** Begin EXTRACTED MATERIAL **
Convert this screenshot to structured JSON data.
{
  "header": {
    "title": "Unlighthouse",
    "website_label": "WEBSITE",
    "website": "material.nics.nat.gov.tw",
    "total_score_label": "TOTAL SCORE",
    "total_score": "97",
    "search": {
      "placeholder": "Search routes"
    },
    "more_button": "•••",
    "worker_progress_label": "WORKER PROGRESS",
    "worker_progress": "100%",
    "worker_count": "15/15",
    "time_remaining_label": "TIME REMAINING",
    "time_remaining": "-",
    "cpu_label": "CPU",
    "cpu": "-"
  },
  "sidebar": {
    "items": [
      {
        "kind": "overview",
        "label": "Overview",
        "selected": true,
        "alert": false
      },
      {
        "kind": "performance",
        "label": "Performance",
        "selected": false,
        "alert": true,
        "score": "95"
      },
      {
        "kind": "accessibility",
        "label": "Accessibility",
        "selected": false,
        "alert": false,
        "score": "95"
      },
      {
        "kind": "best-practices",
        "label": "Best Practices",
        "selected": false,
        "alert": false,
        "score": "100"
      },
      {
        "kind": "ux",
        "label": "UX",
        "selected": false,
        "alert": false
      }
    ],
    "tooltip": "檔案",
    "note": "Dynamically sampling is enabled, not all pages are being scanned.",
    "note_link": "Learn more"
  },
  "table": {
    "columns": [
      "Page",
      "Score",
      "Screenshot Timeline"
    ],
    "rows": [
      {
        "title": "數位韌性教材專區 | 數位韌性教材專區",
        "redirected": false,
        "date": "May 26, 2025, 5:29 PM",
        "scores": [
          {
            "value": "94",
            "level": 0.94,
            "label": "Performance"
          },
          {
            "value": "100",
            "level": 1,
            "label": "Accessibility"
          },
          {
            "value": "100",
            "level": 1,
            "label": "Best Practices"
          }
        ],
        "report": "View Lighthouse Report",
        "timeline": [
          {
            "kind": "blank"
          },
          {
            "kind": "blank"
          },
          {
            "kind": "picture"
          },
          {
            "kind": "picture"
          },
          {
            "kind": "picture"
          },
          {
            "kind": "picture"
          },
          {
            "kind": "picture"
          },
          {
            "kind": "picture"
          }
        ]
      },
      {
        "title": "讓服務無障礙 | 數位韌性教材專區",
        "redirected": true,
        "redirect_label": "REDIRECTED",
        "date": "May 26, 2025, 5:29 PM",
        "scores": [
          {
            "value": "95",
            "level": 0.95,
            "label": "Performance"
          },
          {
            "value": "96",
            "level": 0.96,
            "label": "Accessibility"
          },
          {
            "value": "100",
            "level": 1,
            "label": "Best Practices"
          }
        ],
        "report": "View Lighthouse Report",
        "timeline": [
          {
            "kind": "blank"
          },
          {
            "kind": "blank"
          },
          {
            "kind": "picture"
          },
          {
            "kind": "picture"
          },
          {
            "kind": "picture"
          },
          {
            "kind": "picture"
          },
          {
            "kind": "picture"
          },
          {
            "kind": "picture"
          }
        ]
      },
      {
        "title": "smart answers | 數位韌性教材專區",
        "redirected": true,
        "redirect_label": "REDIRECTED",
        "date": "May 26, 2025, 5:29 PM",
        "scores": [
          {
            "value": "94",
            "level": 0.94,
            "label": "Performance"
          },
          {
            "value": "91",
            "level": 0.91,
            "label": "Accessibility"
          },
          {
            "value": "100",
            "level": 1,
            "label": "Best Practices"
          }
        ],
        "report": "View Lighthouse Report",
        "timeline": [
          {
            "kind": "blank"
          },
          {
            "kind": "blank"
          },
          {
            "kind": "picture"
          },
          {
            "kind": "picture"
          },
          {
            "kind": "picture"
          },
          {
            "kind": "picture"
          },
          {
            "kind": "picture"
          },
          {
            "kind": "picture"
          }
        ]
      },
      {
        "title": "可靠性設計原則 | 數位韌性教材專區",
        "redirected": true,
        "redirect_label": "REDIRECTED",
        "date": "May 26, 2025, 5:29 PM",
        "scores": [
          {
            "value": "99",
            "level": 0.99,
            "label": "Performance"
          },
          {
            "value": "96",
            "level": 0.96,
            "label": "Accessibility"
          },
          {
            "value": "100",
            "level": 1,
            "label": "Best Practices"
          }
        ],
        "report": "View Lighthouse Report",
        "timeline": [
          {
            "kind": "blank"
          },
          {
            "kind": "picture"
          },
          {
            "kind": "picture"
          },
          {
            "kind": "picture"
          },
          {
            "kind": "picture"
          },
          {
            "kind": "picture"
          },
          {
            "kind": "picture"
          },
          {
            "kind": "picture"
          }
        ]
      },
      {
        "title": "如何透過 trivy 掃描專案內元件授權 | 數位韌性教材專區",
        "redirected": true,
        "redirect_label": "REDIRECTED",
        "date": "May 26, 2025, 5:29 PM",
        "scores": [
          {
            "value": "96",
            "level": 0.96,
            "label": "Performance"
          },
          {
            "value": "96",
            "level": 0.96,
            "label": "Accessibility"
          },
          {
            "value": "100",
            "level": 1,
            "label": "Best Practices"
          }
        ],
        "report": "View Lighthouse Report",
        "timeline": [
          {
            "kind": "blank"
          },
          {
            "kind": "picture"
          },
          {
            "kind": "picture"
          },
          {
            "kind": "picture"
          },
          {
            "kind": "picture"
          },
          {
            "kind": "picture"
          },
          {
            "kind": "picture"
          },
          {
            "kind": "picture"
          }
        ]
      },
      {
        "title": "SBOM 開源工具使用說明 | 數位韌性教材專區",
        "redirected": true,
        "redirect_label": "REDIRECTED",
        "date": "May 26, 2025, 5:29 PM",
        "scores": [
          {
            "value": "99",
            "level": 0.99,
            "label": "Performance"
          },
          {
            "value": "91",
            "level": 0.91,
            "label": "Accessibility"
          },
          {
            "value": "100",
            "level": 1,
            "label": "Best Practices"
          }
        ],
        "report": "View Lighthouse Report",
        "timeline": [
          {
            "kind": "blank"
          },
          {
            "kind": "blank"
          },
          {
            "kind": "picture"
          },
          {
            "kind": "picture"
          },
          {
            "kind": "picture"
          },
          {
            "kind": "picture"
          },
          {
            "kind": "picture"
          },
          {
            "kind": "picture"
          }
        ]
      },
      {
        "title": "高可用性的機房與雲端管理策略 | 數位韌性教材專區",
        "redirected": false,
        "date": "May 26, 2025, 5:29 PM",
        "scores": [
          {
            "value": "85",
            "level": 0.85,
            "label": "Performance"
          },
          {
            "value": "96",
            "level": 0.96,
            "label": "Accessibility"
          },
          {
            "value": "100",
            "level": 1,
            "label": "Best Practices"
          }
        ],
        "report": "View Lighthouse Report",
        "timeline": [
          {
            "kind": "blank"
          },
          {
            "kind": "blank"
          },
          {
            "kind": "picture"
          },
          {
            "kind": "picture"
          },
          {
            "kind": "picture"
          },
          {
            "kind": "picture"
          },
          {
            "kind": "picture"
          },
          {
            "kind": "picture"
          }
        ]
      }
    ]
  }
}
** End EXTRACTED MATERIAL **
**STATED PROBLEM**
Print the listing above in full, exactly as it is.

**WRITTEN SOLUTION**
Convert this screenshot to structured JSON data.
{
  "header": {
    "title": "Unlighthouse",
    "website_label": "WEBSITE",
    "website": "material.nics.nat.gov.tw",
    "total_score_label": "TOTAL SCORE",
    "total_score": "97",
    "search": {
      "placeholder": "Search routes"
    },
    "more_button": "•••",
    "worker_progress_label": "WORKER PROGRESS",
    "worker_progress": "100%",
    "worker_count": "15/15",
    "time_remaining_label": "TIME REMAINING",
    "time_remaining": "-",
    "cpu_label": "CPU",
    "cpu": "-"
  },
  "sidebar": {
    "items": [
      {
        "kind": "overview",
        "label": "Overview",
        "selected": true,
        "alert": false
      },
      {
        "kind": "performance",
        "label": "Performance",
        "selected": false,
        "alert": true,
        "score": "95"
      },
      {
        "kind": "accessibility",
        "label": "Accessibility",
        "selected": false,
        "alert": false,
        "score": "95"
      },
      {
        "kind": "best-practices",
        "label": "Best Practices",
        "selected": false,
        "alert": false,
        "score": "100"
      },
      {
        "kind": "ux",
        "label": "UX",
        "selected": false,
        "alert": false
      }
    ],
    "tooltip": "檔案",
    "note": "Dynamically sampling is enabled, not all pages are being scanned.",
    "note_link": "Learn more"
  },
  "table": {
    "columns": [
      "Page",
      "Score",
      "Screenshot Timeline"
    ],
    "rows": [
      {
        "title": "數位韌性教材專區 | 數位韌性教材專區",
        "redirected": false,
        "date": "May 26, 2025, 5:29 PM",
        "scores": [
          {
            "value": "94",
            "level": 0.94,
            "label": "Performance"
          },
          {
            "value": "100",
            "level": 1,
            "label": "Accessibility"
          },
          {
            "value": "100",
            "level": 1,
            "label": "Best Practices"
          }
        ],
        "report": "View Lighthouse Report",
        "timeline": [
          {
            "kind": "blank"
          },
          {
            "kind": "blank"
          },
          {
            "kind": "picture"
          },
          {
            "kind": "picture"
          },
          {
            "kind": "picture"
          },
          {
            "kind": "picture"
          },
          {
            "kind": "picture"
          },
          {
            "kind": "picture"
          }
        ]
      },
      {
        "title": "讓服務無障礙 | 數位韌性教材專區",
        "redirected": true,
        "redirect_label": "REDIRECTED",
        "date": "May 26, 2025, 5:29 PM",
        "scores": [
          {
            "value": "95",
            "level": 0.95,
            "label": "Performance"
          },
          {
            "value": "96",
            "level": 0.96,
            "label": "Accessibility"
          },
          {
            "value": "100",
            "level": 1,
            "label": "Best Practices"
          }
        ],
        "report": "View Lighthouse Report",
        "timeline": [
          {
            "kind": "blank"
          },
          {
            "kind": "blank"
          },
          {
            "kind": "picture"
          },
          {
            "kind": "picture"
          },
          {
            "kind": "picture"
          },
          {
            "kind": "picture"
          },
          {
            "kind": "picture"
          },
          {
            "kind": "picture"
          }
        ]
      },
      {
        "title": "smart answers | 數位韌性教材專區",
        "redirected": true,
        "redirect_label": "REDIRECTED",
        "date": "May 26, 2025, 5:29 PM",
        "scores": [
          {
            "value": "94",
            "level": 0.94,
            "label": "Performance"
          },
          {
            "value": "91",
            "level": 0.91,
            "label": "Accessibility"
          },
          {
            "value": "100",
            "level": 1,
            "label": "Best Practices"
          }
        ],
        "report": "View Lighthouse Report",
        "timeline": [
          {
            "kind": "blank"
          },
          {
            "kind": "blank"
          },
          {
            "kind": "picture"
          },
          {
            "kind": "picture"
          },
          {
            "kind": "picture"
          },
          {
            "kind": "picture"
          },
          {
            "kind": "picture"
          },
          {
            "kind": "picture"
          }
        ]
      },
      {
        "title": "可靠性設計原則 | 數位韌性教材專區",
        "redirected": true,
        "redirect_label": "REDIRECTED",
        "date": "May 26, 2025, 5:29 PM",
        "scores": [
          {
            "value": "99",
            "level": 0.99,
            "label": "Performance"
          },
          {
            "value": "96",
            "level": 0.96,
            "label": "Accessibility"
          },
          {
            "value": "100",
            "level": 1,
            "label": "Best Practices"
          }
        ],
        "report": "View Lighthouse Report",
        "timeline": [
          {
            "kind": "blank"
          },
          {
            "kind": "picture"
          },
          {
            "kind": "picture"
          },
          {
            "kind": "picture"
          },
          {
            "kind": "picture"
          },
          {
            "kind": "picture"
          },
          {
            "kind": "picture"
          },
          {
            "kind": "picture"
          }
        ]
      },
      {
        "title": "如何透過 trivy 掃描專案內元件授權 | 數位韌性教材專區",
        "redirected": true,
        "redirect_label": "REDIRECTED",
        "date": "May 26, 2025, 5:29 PM",
        "scores": [
          {
            "value": "96",
            "level": 0.96,
            "label": "Performance"
          },
          {
            "value": "96",
            "level": 0.96,
            "label": "Accessibility"
          },
          {
            "value": "100",
            "level": 1,
            "label": "Best Practices"
          }
        ],
        "report": "View Lighthouse Report",
        "timeline": [
          {
            "kind": "blank"
          },
          {
            "kind": "picture"
          },
          {
            "kind": "picture"
          },
          {
            "kind": "picture"
          },
          {
            "kind": "picture"
          },
          {
            "kind": "picture"
          },
          {
            "kind": "picture"
          },
          {
            "kind": "picture"
          }
        ]
      },
      {
        "title": "SBOM 開源工具使用說明 | 數位韌性教材專區",
        "redirected": true,
        "redirect_label": "REDIRECTED",
        "date": "May 26, 2025, 5:29 PM",
        "scores": [
          {
            "value": "99",
            "level": 0.99,
            "label": "Performance"
          },
          {
            "value": "91",
            "level": 0.91,
            "label": "Accessibility"
          },
          {
            "value": "100",
            "level": 1,
            "label": "Best Practices"
          }
        ],
        "report": "View Lighthouse Report",
        "timeline": [
          {
            "kind": "blank"
          },
          {
            "kind": "blank"
          },
          {
            "kind": "picture"
          },
          {
            "kind": "picture"
          },
          {
            "kind": "picture"
          },
          {
            "kind": "picture"
          },
          {
            "kind": "picture"
          },
          {
            "kind": "picture"
          }
        ]
      },
      {
        "title": "高可用性的機房與雲端管理策略 | 數位韌性教材專區",
        "redirected": false,
        "date": "May 26, 2025, 5:29 PM",
        "scores": [
          {
            "value": "85",
            "level": 0.85,
            "label": "Performance"
          },
          {
            "value": "96",
            "level": 0.96,
            "label": "Accessibility"
          },
          {
            "value": "100",
            "level": 1,
            "label": "Best Practices"
          }
        ],
        "report": "View Lighthouse Report",
        "timeline": [
          {
            "kind": "blank"
          },
          {
            "kind": "blank"
          },
          {
            "kind": "picture"
          },
          {
            "kind": "picture"
          },
          {
            "kind": "picture"
          },
          {
            "kind": "picture"
          },
          {
            "kind": "picture"
          },
          {
            "kind": "picture"
          }
        ]
      }
    ]
  }
}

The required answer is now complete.